Isolate every line in the data with the string "κάτι" and copy it.
-- -- --
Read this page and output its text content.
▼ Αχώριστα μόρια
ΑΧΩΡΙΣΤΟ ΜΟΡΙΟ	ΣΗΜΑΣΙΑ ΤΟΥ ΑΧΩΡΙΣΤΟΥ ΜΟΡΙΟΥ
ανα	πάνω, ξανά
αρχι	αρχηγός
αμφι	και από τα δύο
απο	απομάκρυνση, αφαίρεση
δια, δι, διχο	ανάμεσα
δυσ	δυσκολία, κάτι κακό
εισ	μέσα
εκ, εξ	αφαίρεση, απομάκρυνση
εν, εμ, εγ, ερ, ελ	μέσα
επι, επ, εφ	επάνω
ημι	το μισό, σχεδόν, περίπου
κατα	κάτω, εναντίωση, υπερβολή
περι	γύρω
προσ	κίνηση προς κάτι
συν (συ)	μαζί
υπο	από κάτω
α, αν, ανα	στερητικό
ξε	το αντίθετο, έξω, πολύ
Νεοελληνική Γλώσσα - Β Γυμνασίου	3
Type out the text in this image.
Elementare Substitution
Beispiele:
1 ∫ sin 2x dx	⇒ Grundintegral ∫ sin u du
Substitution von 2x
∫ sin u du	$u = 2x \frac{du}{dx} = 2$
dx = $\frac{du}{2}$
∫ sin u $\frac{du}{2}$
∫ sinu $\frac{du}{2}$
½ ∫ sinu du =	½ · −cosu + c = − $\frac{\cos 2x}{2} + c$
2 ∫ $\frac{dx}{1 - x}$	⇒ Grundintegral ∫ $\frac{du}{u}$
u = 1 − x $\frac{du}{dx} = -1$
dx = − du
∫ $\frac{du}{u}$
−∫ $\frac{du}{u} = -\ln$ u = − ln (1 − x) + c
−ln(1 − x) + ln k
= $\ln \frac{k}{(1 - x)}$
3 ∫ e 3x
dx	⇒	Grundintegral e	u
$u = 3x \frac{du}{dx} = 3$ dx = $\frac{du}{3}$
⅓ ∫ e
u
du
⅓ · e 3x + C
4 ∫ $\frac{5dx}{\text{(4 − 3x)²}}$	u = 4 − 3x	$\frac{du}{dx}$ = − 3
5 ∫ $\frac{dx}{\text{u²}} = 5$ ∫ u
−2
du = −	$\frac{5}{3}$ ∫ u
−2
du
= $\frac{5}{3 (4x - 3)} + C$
-- -- --
→ **Solution to this exercise**:
δυσ	δυσκολία, κάτι κακό
προσ	κίνηση προς κάτι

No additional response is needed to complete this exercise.